- DESCRIPTION OF THE TASK
Pull out from the material below all lines with "swatch".

- MATERIAL TO PROCESS
########################################

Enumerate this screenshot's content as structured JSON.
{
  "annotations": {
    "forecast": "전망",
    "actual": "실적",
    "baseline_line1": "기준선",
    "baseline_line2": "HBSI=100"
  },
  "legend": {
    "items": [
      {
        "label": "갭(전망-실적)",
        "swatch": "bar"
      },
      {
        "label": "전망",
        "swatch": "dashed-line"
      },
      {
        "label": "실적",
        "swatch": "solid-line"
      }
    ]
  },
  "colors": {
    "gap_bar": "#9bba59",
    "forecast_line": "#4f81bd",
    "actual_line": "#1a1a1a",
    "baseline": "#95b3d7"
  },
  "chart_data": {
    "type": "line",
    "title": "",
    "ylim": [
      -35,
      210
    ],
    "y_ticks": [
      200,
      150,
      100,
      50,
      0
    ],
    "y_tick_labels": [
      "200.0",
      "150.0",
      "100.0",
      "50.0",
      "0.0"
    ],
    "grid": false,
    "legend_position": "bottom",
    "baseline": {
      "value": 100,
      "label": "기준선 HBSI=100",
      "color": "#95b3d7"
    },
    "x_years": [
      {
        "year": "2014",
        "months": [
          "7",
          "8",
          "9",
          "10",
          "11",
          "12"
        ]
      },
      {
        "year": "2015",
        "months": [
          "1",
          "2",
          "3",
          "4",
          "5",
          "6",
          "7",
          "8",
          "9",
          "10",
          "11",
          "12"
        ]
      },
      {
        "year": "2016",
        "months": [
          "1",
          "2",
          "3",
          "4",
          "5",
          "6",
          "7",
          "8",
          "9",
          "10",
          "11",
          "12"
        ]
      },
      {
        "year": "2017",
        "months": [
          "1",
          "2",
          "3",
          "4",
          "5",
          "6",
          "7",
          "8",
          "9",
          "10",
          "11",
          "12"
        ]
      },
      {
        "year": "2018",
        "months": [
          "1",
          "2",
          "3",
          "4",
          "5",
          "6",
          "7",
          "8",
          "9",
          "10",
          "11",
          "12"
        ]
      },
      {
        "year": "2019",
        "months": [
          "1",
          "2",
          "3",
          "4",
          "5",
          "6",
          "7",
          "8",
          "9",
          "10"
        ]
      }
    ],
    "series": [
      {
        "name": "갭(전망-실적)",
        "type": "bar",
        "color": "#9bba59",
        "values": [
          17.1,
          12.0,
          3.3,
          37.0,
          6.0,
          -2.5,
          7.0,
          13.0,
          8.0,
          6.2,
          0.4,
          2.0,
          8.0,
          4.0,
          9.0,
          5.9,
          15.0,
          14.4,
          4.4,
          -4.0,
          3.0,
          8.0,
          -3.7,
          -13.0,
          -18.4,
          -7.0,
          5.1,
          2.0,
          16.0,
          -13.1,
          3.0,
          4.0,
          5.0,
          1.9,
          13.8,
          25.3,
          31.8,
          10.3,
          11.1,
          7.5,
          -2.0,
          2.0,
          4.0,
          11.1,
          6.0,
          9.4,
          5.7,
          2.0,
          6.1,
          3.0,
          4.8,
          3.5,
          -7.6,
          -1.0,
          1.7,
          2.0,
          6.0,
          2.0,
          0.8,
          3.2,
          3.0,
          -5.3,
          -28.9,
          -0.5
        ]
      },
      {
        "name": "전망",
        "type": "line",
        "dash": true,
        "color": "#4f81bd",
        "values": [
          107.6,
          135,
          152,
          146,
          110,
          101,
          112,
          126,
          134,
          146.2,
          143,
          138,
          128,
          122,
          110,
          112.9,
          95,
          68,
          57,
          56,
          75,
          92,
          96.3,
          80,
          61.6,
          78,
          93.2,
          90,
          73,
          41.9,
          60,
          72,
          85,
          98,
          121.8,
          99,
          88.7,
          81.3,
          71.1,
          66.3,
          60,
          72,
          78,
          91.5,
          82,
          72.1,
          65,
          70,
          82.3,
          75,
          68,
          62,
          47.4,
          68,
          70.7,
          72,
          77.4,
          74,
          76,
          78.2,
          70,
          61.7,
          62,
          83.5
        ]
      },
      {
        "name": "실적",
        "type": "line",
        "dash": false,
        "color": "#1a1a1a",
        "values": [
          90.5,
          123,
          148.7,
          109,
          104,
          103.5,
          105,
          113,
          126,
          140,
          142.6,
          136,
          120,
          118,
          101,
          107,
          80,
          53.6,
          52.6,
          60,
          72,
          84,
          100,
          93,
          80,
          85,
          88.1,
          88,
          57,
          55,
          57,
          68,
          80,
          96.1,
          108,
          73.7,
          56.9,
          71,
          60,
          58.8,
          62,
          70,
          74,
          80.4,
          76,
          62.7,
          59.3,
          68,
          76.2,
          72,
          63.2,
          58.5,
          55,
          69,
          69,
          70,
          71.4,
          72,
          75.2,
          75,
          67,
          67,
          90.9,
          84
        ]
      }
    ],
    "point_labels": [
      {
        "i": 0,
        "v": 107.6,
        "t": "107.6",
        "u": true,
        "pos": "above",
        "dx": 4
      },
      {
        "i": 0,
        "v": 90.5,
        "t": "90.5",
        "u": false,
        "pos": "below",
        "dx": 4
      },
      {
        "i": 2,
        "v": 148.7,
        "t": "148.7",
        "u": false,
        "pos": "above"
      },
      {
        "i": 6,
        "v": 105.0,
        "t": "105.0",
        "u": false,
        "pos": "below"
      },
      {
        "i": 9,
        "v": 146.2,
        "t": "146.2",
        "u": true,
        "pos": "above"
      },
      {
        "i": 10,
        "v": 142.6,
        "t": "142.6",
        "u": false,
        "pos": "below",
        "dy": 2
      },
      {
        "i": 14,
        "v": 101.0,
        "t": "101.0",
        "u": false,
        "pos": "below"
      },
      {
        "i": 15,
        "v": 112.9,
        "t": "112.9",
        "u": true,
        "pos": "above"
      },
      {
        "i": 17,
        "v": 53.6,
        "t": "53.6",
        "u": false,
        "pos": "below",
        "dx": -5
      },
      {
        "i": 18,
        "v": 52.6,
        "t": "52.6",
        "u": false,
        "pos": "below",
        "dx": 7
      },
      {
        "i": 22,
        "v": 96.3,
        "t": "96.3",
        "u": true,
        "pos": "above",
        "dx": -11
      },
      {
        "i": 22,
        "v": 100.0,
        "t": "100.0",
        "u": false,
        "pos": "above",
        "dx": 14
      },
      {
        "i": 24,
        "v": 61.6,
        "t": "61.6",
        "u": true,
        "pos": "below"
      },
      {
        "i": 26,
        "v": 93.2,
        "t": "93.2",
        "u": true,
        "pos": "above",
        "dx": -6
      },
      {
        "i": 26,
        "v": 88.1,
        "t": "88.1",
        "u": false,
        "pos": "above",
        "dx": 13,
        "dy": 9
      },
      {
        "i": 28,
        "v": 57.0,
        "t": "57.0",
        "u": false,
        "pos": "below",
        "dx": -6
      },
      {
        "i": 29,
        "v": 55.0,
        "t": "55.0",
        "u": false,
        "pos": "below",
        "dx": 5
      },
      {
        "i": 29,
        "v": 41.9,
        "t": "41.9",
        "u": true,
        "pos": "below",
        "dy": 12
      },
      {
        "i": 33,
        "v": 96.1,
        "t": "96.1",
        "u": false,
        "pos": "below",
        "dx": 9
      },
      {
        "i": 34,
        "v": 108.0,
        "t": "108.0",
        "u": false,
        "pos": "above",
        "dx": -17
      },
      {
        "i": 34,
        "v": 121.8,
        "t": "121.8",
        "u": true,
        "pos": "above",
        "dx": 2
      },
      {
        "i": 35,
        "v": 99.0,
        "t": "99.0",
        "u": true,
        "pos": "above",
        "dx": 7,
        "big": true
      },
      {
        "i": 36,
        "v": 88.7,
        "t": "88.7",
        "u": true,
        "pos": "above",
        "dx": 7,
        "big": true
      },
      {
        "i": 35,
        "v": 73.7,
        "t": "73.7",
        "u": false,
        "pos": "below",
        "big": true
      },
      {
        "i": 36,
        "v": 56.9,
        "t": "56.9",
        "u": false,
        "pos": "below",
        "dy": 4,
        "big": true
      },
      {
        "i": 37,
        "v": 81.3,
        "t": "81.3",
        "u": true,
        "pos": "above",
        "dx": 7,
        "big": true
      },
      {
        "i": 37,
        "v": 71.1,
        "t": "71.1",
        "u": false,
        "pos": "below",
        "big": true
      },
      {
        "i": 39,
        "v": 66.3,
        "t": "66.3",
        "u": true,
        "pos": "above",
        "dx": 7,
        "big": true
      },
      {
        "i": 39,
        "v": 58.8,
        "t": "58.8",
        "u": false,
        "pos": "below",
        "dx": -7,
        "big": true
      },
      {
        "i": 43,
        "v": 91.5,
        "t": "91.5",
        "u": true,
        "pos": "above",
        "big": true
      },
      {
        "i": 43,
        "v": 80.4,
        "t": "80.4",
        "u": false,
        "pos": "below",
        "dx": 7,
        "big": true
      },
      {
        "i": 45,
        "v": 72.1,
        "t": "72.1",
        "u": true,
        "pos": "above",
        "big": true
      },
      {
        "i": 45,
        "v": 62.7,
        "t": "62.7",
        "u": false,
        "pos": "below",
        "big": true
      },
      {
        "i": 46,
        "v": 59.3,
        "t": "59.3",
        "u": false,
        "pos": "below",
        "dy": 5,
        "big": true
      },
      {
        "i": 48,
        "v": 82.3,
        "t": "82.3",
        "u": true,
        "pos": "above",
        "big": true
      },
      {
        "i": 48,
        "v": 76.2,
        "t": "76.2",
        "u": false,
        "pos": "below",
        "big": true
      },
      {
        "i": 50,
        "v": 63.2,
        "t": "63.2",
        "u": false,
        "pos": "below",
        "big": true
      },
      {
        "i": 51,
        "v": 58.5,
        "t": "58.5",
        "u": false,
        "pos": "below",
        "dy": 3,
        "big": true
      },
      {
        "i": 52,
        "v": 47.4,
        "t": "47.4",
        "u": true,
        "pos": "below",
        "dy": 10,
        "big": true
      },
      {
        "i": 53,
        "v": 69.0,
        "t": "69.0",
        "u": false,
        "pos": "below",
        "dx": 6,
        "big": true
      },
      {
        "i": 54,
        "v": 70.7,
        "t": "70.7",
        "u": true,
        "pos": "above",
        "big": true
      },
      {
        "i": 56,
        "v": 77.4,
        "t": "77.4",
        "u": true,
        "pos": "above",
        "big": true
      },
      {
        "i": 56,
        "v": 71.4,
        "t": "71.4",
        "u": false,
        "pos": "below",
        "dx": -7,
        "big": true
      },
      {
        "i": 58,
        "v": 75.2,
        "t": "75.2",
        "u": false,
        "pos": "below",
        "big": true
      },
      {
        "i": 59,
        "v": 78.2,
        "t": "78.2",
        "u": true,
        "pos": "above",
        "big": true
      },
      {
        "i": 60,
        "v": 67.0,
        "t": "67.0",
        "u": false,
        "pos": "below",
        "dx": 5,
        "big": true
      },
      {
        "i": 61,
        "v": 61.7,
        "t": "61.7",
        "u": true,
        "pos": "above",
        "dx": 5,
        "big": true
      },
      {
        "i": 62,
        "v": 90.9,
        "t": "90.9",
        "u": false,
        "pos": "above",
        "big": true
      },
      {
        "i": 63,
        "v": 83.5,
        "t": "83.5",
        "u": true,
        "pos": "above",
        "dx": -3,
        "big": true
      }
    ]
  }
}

########################################

- SOLUTION FOR THIS PROBLEM
        "swatch": "bar"
        "swatch": "dashed-line"
        "swatch": "solid-line"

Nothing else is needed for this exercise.